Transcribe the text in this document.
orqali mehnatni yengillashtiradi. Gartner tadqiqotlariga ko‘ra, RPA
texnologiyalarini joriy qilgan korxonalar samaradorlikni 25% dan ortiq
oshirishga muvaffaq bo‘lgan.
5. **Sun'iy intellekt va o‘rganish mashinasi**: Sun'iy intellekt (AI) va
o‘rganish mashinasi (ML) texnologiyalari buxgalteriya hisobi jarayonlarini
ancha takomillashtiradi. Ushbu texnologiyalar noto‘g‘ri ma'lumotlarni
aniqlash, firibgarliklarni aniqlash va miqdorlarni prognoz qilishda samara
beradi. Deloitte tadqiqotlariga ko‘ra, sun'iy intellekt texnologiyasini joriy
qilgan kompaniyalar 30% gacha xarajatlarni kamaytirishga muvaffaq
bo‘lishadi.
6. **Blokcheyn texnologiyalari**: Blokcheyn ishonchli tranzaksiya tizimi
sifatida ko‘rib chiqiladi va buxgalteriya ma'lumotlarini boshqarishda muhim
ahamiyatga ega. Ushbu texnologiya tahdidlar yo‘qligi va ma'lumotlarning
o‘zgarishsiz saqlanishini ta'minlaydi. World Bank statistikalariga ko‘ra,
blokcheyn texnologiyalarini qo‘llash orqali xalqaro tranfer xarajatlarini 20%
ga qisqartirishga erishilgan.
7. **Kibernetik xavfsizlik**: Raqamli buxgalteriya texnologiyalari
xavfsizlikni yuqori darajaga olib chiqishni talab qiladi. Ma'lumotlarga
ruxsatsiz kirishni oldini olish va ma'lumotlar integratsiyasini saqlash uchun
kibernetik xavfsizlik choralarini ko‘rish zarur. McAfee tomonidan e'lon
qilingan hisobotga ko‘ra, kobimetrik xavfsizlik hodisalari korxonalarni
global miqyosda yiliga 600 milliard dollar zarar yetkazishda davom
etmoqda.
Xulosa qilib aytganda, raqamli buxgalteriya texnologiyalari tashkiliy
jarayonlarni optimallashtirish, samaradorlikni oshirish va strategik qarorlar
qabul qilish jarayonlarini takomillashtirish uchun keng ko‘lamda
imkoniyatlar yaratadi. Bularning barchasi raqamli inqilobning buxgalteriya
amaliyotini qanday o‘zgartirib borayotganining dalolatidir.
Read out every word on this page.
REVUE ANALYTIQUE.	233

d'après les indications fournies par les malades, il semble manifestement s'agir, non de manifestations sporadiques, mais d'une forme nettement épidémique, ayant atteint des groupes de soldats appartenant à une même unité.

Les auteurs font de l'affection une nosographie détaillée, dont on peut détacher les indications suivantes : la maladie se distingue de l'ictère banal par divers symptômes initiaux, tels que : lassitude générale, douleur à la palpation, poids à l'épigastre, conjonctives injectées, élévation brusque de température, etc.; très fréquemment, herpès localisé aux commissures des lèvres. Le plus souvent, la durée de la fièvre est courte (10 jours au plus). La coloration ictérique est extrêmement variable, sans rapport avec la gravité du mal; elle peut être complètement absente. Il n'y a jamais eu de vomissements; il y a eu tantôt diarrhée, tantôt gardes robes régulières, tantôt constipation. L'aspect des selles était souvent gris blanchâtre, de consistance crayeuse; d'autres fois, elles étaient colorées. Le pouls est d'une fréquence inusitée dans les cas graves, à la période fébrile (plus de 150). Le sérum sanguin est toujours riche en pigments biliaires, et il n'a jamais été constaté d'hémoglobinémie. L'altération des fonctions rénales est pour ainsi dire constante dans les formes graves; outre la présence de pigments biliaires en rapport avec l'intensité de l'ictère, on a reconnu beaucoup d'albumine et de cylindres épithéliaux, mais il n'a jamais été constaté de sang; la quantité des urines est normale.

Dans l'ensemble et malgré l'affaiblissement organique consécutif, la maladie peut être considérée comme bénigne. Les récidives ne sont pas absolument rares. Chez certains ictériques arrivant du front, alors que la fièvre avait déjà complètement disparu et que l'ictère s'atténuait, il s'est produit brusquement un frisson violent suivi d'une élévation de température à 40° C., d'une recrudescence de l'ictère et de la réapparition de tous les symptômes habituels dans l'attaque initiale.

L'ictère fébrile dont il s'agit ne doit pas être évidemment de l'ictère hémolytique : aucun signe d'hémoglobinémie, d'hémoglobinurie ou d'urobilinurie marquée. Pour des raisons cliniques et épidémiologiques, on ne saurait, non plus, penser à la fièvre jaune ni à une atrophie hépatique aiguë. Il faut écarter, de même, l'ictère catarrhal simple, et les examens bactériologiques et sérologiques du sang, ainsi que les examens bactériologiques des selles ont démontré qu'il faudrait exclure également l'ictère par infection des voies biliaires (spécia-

YOUR INSTRUCTIONS -
Each record above must be given again exactly.

ANSWER FOR THE TASK -
Transcribe the text in this document.
orqali mehnatni yengillashtiradi. Gartner tadqiqotlariga ko‘ra, RPA
texnologiyalarini joriy qilgan korxonalar samaradorlikni 25% dan ortiq
oshirishga muvaffaq bo‘lgan.
5. **Sun'iy intellekt va o‘rganish mashinasi**: Sun'iy intellekt (AI) va
o‘rganish mashinasi (ML) texnologiyalari buxgalteriya hisobi jarayonlarini
ancha takomillashtiradi. Ushbu texnologiyalar noto‘g‘ri ma'lumotlarni
aniqlash, firibgarliklarni aniqlash va miqdorlarni prognoz qilishda samara
beradi. Deloitte tadqiqotlariga ko‘ra, sun'iy intellekt texnologiyasini joriy
qilgan kompaniyalar 30% gacha xarajatlarni kamaytirishga muvaffaq
bo‘lishadi.
6. **Blokcheyn texnologiyalari**: Blokcheyn ishonchli tranzaksiya tizimi
sifatida ko‘rib chiqiladi va buxgalteriya ma'lumotlarini boshqarishda muhim
ahamiyatga ega. Ushbu texnologiya tahdidlar yo‘qligi va ma'lumotlarning
o‘zgarishsiz saqlanishini ta'minlaydi. World Bank statistikalariga ko‘ra,
blokcheyn texnologiyalarini qo‘llash orqali xalqaro tranfer xarajatlarini 20%
ga qisqartirishga erishilgan.
7. **Kibernetik xavfsizlik**: Raqamli buxgalteriya texnologiyalari
xavfsizlikni yuqori darajaga olib chiqishni talab qiladi. Ma'lumotlarga
ruxsatsiz kirishni oldini olish va ma'lumotlar integratsiyasini saqlash uchun
kibernetik xavfsizlik choralarini ko‘rish zarur. McAfee tomonidan e'lon
qilingan hisobotga ko‘ra, kobimetrik xavfsizlik hodisalari korxonalarni
global miqyosda yiliga 600 milliard dollar zarar yetkazishda davom
etmoqda.
Xulosa qilib aytganda, raqamli buxgalteriya texnologiyalari tashkiliy
jarayonlarni optimallashtirish, samaradorlikni oshirish va strategik qarorlar
qabul qilish jarayonlarini takomillashtirish uchun keng ko‘lamda
imkoniyatlar yaratadi. Bularning barchasi raqamli inqilobning buxgalteriya
amaliyotini qanday o‘zgartirib borayotganining dalolatidir.
Read out every word on this page.
REVUE ANALYTIQUE.	233

d'après les indications fournies par les malades, il semble manifestement s'agir, non de manifestations sporadiques, mais d'une forme nettement épidémique, ayant atteint des groupes de soldats appartenant à une même unité.

Les auteurs font de l'affection une nosographie détaillée, dont on peut détacher les indications suivantes : la maladie se distingue de l'ictère banal par divers symptômes initiaux, tels que : lassitude générale, douleur à la palpation, poids à l'épigastre, conjonctives injectées, élévation brusque de température, etc.; très fréquemment, herpès localisé aux commissures des lèvres. Le plus souvent, la durée de la fièvre est courte (10 jours au plus). La coloration ictérique est extrêmement variable, sans rapport avec la gravité du mal; elle peut être complètement absente. Il n'y a jamais eu de vomissements; il y a eu tantôt diarrhée, tantôt gardes robes régulières, tantôt constipation. L'aspect des selles était souvent gris blanchâtre, de consistance crayeuse; d'autres fois, elles étaient colorées. Le pouls est d'une fréquence inusitée dans les cas graves, à la période fébrile (plus de 150). Le sérum sanguin est toujours riche en pigments biliaires, et il n'a jamais été constaté d'hémoglobinémie. L'altération des fonctions rénales est pour ainsi dire constante dans les formes graves; outre la présence de pigments biliaires en rapport avec l'intensité de l'ictère, on a reconnu beaucoup d'albumine et de cylindres épithéliaux, mais il n'a jamais été constaté de sang; la quantité des urines est normale.

Dans l'ensemble et malgré l'affaiblissement organique consécutif, la maladie peut être considérée comme bénigne. Les récidives ne sont pas absolument rares. Chez certains ictériques arrivant du front, alors que la fièvre avait déjà complètement disparu et que l'ictère s'atténuait, il s'est produit brusquement un frisson violent suivi d'une élévation de température à 40° C., d'une recrudescence de l'ictère et de la réapparition de tous les symptômes habituels dans l'attaque initiale.

L'ictère fébrile dont il s'agit ne doit pas être évidemment de l'ictère hémolytique : aucun signe d'hémoglobinémie, d'hémoglobinurie ou d'urobilinurie marquée. Pour des raisons cliniques et épidémiologiques, on ne saurait, non plus, penser à la fièvre jaune ni à une atrophie hépatique aiguë. Il faut écarter, de même, l'ictère catarrhal simple, et les examens bactériologiques et sérologiques du sang, ainsi que les examens bactériologiques des selles ont démontré qu'il faudrait exclure également l'ictère par infection des voies biliaires (spécia-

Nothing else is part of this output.